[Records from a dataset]
=====

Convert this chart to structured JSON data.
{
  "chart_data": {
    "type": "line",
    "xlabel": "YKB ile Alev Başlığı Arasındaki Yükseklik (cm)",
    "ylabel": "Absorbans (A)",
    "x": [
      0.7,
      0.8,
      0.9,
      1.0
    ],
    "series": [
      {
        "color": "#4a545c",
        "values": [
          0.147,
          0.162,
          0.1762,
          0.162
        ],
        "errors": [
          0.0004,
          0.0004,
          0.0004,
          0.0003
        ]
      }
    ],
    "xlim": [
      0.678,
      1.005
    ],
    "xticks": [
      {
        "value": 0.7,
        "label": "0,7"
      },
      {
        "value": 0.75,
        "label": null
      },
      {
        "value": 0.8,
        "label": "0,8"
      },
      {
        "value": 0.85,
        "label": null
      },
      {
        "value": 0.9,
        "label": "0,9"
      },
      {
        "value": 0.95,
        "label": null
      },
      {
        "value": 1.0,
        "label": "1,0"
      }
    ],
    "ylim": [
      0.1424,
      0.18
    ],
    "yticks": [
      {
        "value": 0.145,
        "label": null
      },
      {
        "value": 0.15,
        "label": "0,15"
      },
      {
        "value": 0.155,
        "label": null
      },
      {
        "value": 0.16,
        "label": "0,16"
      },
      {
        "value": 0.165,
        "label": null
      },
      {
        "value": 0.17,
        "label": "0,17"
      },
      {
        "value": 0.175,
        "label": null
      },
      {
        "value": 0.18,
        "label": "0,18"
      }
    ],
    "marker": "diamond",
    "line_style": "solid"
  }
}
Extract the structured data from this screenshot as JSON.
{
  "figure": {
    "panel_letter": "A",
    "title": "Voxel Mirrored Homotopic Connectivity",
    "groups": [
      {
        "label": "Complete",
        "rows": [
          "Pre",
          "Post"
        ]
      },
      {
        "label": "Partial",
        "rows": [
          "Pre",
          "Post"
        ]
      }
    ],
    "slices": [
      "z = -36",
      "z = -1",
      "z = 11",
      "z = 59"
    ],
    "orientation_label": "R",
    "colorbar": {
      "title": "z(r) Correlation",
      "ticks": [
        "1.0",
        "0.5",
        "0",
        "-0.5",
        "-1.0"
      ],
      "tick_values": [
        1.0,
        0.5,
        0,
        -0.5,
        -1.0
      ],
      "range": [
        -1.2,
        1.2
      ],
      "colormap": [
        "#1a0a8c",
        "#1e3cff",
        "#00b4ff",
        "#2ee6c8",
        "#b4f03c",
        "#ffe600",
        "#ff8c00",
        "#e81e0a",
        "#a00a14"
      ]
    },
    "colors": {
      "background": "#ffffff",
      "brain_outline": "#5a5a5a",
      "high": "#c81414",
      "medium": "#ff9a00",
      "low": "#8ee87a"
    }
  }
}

=====

▸ Challenge
Write every entry out again exactly.

▸ Task answer
Convert this chart to structured JSON data.
{
  "chart_data": {
    "type": "line",
    "xlabel": "YKB ile Alev Başlığı Arasındaki Yükseklik (cm)",
    "ylabel": "Absorbans (A)",
    "x": [
      0.7,
      0.8,
      0.9,
      1.0
    ],
    "series": [
      {
        "color": "#4a545c",
        "values": [
          0.147,
          0.162,
          0.1762,
          0.162
        ],
        "errors": [
          0.0004,
          0.0004,
          0.0004,
          0.0003
        ]
      }
    ],
    "xlim": [
      0.678,
      1.005
    ],
    "xticks": [
      {
        "value": 0.7,
        "label": "0,7"
      },
      {
        "value": 0.75,
        "label": null
      },
      {
        "value": 0.8,
        "label": "0,8"
      },
      {
        "value": 0.85,
        "label": null
      },
      {
        "value": 0.9,
        "label": "0,9"
      },
      {
        "value": 0.95,
        "label": null
      },
      {
        "value": 1.0,
        "label": "1,0"
      }
    ],
    "ylim": [
      0.1424,
      0.18
    ],
    "yticks": [
      {
        "value": 0.145,
        "label": null
      },
      {
        "value": 0.15,
        "label": "0,15"
      },
      {
        "value": 0.155,
        "label": null
      },
      {
        "value": 0.16,
        "label": "0,16"
      },
      {
        "value": 0.165,
        "label": null
      },
      {
        "value": 0.17,
        "label": "0,17"
      },
      {
        "value": 0.175,
        "label": null
      },
      {
        "value": 0.18,
        "label": "0,18"
      }
    ],
    "marker": "diamond",
    "line_style": "solid"
  }
}
Extract the structured data from this screenshot as JSON.
{
  "figure": {
    "panel_letter": "A",
    "title": "Voxel Mirrored Homotopic Connectivity",
    "groups": [
      {
        "label": "Complete",
        "rows": [
          "Pre",
          "Post"
        ]
      },
      {
        "label": "Partial",
        "rows": [
          "Pre",
          "Post"
        ]
      }
    ],
    "slices": [
      "z = -36",
      "z = -1",
      "z = 11",
      "z = 59"
    ],
    "orientation_label": "R",
    "colorbar": {
      "title": "z(r) Correlation",
      "ticks": [
        "1.0",
        "0.5",
        "0",
        "-0.5",
        "-1.0"
      ],
      "tick_values": [
        1.0,
        0.5,
        0,
        -0.5,
        -1.0
      ],
      "range": [
        -1.2,
        1.2
      ],
      "colormap": [
        "#1a0a8c",
        "#1e3cff",
        "#00b4ff",
        "#2ee6c8",
        "#b4f03c",
        "#ffe600",
        "#ff8c00",
        "#e81e0a",
        "#a00a14"
      ]
    },
    "colors": {
      "background": "#ffffff",
      "brain_outline": "#5a5a5a",
      "high": "#c81414",
      "medium": "#ff9a00",
      "low": "#8ee87a"
    }
  }
}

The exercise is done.